**DESCRIPTION OF THE TASK:** Copy every entry exactly.

**RECORDS SHOWN:**
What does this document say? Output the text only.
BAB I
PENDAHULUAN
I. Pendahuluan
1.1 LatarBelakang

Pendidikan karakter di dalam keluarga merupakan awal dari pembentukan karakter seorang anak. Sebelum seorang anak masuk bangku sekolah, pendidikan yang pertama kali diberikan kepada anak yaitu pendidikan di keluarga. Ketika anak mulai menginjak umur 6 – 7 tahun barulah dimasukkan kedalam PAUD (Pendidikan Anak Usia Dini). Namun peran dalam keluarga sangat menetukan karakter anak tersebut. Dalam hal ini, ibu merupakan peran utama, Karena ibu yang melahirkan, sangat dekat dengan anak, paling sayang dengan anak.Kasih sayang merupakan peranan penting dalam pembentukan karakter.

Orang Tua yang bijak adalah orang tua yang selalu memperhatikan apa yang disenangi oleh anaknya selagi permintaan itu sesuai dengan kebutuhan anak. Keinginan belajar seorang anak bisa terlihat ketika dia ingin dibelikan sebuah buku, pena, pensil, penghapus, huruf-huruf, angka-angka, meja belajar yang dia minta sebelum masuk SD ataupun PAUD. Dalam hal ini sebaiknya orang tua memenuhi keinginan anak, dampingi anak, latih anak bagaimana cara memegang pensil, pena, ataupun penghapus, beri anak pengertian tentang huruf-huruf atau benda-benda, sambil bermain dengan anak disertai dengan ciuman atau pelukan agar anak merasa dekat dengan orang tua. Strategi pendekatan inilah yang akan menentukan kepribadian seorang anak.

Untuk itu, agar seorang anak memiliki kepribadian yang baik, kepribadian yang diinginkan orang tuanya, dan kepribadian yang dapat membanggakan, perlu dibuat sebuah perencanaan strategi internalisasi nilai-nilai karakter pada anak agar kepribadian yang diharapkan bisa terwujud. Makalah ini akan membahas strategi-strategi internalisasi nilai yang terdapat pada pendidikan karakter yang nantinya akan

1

**EXPECTED ANSWER:**
What does this document say? Output the text only.
BAB I
PENDAHULUAN
I. Pendahuluan
1.1 LatarBelakang

Pendidikan karakter di dalam keluarga merupakan awal dari pembentukan karakter seorang anak. Sebelum seorang anak masuk bangku sekolah, pendidikan yang pertama kali diberikan kepada anak yaitu pendidikan di keluarga. Ketika anak mulai menginjak umur 6 – 7 tahun barulah dimasukkan kedalam PAUD (Pendidikan Anak Usia Dini). Namun peran dalam keluarga sangat menetukan karakter anak tersebut. Dalam hal ini, ibu merupakan peran utama, Karena ibu yang melahirkan, sangat dekat dengan anak, paling sayang dengan anak.Kasih sayang merupakan peranan penting dalam pembentukan karakter.

Orang Tua yang bijak adalah orang tua yang selalu memperhatikan apa yang disenangi oleh anaknya selagi permintaan itu sesuai dengan kebutuhan anak. Keinginan belajar seorang anak bisa terlihat ketika dia ingin dibelikan sebuah buku, pena, pensil, penghapus, huruf-huruf, angka-angka, meja belajar yang dia minta sebelum masuk SD ataupun PAUD. Dalam hal ini sebaiknya orang tua memenuhi keinginan anak, dampingi anak, latih anak bagaimana cara memegang pensil, pena, ataupun penghapus, beri anak pengertian tentang huruf-huruf atau benda-benda, sambil bermain dengan anak disertai dengan ciuman atau pelukan agar anak merasa dekat dengan orang tua. Strategi pendekatan inilah yang akan menentukan kepribadian seorang anak.

Untuk itu, agar seorang anak memiliki kepribadian yang baik, kepribadian yang diinginkan orang tuanya, dan kepribadian yang dapat membanggakan, perlu dibuat sebuah perencanaan strategi internalisasi nilai-nilai karakter pada anak agar kepribadian yang diharapkan bisa terwujud. Makalah ini akan membahas strategi-strategi internalisasi nilai yang terdapat pada pendidikan karakter yang nantinya akan

1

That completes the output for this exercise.